- [Available data]
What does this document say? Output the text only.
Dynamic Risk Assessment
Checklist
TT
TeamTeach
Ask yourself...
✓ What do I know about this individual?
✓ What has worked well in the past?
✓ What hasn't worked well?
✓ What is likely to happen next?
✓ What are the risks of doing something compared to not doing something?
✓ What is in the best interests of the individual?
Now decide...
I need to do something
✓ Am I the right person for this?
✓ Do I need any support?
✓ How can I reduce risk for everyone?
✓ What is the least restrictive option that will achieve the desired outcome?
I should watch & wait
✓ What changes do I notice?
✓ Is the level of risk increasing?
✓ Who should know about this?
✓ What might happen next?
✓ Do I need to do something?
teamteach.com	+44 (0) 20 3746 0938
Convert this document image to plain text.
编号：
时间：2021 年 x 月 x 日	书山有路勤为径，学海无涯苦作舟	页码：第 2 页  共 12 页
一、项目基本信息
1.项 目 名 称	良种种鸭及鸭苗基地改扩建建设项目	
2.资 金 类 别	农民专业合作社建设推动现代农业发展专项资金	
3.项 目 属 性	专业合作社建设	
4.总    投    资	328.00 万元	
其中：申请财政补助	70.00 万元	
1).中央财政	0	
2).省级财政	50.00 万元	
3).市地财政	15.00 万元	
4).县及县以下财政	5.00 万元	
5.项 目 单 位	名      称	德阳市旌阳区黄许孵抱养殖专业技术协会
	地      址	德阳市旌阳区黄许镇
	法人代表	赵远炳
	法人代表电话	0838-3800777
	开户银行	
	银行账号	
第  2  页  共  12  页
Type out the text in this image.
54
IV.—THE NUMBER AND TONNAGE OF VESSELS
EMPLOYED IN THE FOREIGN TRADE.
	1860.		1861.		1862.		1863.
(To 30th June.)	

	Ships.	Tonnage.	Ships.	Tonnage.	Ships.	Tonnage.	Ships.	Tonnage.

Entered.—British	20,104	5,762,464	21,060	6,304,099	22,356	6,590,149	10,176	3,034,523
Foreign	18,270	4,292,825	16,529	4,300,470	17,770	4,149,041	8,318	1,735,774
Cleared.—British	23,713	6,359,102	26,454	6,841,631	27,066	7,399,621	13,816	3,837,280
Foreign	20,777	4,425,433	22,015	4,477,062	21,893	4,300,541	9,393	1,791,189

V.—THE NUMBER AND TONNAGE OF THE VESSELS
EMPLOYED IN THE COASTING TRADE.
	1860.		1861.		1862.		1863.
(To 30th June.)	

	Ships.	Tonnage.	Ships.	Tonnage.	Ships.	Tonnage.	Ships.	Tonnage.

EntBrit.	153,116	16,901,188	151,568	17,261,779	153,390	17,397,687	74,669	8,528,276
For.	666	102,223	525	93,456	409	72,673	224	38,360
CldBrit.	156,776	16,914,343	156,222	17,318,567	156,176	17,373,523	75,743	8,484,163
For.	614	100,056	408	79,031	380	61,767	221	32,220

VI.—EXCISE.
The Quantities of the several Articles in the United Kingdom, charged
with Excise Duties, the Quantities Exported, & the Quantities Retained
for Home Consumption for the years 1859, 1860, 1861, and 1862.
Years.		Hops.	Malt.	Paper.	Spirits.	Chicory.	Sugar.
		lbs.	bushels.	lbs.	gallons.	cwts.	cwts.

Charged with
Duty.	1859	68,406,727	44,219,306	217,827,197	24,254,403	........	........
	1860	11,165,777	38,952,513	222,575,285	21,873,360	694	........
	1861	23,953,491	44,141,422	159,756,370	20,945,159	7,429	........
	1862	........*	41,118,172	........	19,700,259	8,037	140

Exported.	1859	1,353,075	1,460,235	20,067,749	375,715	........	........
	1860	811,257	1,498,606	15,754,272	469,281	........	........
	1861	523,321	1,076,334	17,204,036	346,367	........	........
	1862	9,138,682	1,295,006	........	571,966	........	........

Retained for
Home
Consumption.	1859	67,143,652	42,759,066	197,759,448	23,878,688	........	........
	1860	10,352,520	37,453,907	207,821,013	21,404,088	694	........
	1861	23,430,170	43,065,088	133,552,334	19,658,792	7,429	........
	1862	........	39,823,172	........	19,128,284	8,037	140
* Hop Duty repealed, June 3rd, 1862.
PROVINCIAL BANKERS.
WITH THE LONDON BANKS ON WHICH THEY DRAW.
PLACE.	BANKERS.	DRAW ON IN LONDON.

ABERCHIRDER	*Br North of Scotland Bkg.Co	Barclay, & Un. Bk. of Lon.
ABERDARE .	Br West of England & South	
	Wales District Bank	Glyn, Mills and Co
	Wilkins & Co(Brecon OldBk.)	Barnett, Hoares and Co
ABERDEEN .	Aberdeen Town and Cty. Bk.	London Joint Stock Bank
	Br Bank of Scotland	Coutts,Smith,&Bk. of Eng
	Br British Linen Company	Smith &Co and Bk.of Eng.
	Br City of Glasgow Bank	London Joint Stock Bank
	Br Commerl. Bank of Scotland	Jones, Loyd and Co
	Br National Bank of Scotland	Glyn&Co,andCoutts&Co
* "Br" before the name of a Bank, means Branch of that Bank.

- [Directive] Return each entry from the material above exactly as it appears.

- [Exercise response]
What does this document say? Output the text only.
Dynamic Risk Assessment
Checklist
TT
TeamTeach
Ask yourself...
✓ What do I know about this individual?
✓ What has worked well in the past?
✓ What hasn't worked well?
✓ What is likely to happen next?
✓ What are the risks of doing something compared to not doing something?
✓ What is in the best interests of the individual?
Now decide...
I need to do something
✓ Am I the right person for this?
✓ Do I need any support?
✓ How can I reduce risk for everyone?
✓ What is the least restrictive option that will achieve the desired outcome?
I should watch & wait
✓ What changes do I notice?
✓ Is the level of risk increasing?
✓ Who should know about this?
✓ What might happen next?
✓ Do I need to do something?
teamteach.com	+44 (0) 20 3746 0938
Convert this document image to plain text.
编号：
时间：2021 年 x 月 x 日	书山有路勤为径，学海无涯苦作舟	页码：第 2 页  共 12 页
一、项目基本信息
1.项 目 名 称	良种种鸭及鸭苗基地改扩建建设项目	
2.资 金 类 别	农民专业合作社建设推动现代农业发展专项资金	
3.项 目 属 性	专业合作社建设	
4.总    投    资	328.00 万元	
其中：申请财政补助	70.00 万元	
1).中央财政	0	
2).省级财政	50.00 万元	
3).市地财政	15.00 万元	
4).县及县以下财政	5.00 万元	
5.项 目 单 位	名      称	德阳市旌阳区黄许孵抱养殖专业技术协会
	地      址	德阳市旌阳区黄许镇
	法人代表	赵远炳
	法人代表电话	0838-3800777
	开户银行	
	银行账号	
第  2  页  共  12  页
Type out the text in this image.
54
IV.—THE NUMBER AND TONNAGE OF VESSELS
EMPLOYED IN THE FOREIGN TRADE.
	1860.		1861.		1862.		1863.
(To 30th June.)	

	Ships.	Tonnage.	Ships.	Tonnage.	Ships.	Tonnage.	Ships.	Tonnage.

Entered.—British	20,104	5,762,464	21,060	6,304,099	22,356	6,590,149	10,176	3,034,523
Foreign	18,270	4,292,825	16,529	4,300,470	17,770	4,149,041	8,318	1,735,774
Cleared.—British	23,713	6,359,102	26,454	6,841,631	27,066	7,399,621	13,816	3,837,280
Foreign	20,777	4,425,433	22,015	4,477,062	21,893	4,300,541	9,393	1,791,189

V.—THE NUMBER AND TONNAGE OF THE VESSELS
EMPLOYED IN THE COASTING TRADE.
	1860.		1861.		1862.		1863.
(To 30th June.)	

	Ships.	Tonnage.	Ships.	Tonnage.	Ships.	Tonnage.	Ships.	Tonnage.

EntBrit.	153,116	16,901,188	151,568	17,261,779	153,390	17,397,687	74,669	8,528,276
For.	666	102,223	525	93,456	409	72,673	224	38,360
CldBrit.	156,776	16,914,343	156,222	17,318,567	156,176	17,373,523	75,743	8,484,163
For.	614	100,056	408	79,031	380	61,767	221	32,220

VI.—EXCISE.
The Quantities of the several Articles in the United Kingdom, charged
with Excise Duties, the Quantities Exported, & the Quantities Retained
for Home Consumption for the years 1859, 1860, 1861, and 1862.
Years.		Hops.	Malt.	Paper.	Spirits.	Chicory.	Sugar.
		lbs.	bushels.	lbs.	gallons.	cwts.	cwts.

Charged with
Duty.	1859	68,406,727	44,219,306	217,827,197	24,254,403	........	........
	1860	11,165,777	38,952,513	222,575,285	21,873,360	694	........
	1861	23,953,491	44,141,422	159,756,370	20,945,159	7,429	........
	1862	........*	41,118,172	........	19,700,259	8,037	140

Exported.	1859	1,353,075	1,460,235	20,067,749	375,715	........	........
	1860	811,257	1,498,606	15,754,272	469,281	........	........
	1861	523,321	1,076,334	17,204,036	346,367	........	........
	1862	9,138,682	1,295,006	........	571,966	........	........

Retained for
Home
Consumption.	1859	67,143,652	42,759,066	197,759,448	23,878,688	........	........
	1860	10,352,520	37,453,907	207,821,013	21,404,088	694	........
	1861	23,430,170	43,065,088	133,552,334	19,658,792	7,429	........
	1862	........	39,823,172	........	19,128,284	8,037	140
* Hop Duty repealed, June 3rd, 1862.
PROVINCIAL BANKERS.
WITH THE LONDON BANKS ON WHICH THEY DRAW.
PLACE.	BANKERS.	DRAW ON IN LONDON.

ABERCHIRDER	*Br North of Scotland Bkg.Co	Barclay, & Un. Bk. of Lon.
ABERDARE .	Br West of England & South	
	Wales District Bank	Glyn, Mills and Co
	Wilkins & Co(Brecon OldBk.)	Barnett, Hoares and Co
ABERDEEN .	Aberdeen Town and Cty. Bk.	London Joint Stock Bank
	Br Bank of Scotland	Coutts,Smith,&Bk. of Eng
	Br British Linen Company	Smith &Co and Bk.of Eng.
	Br City of Glasgow Bank	London Joint Stock Bank
	Br Commerl. Bank of Scotland	Jones, Loyd and Co
	Br National Bank of Scotland	Glyn&Co,andCoutts&Co
* "Br" before the name of a Bank, means Branch of that Bank.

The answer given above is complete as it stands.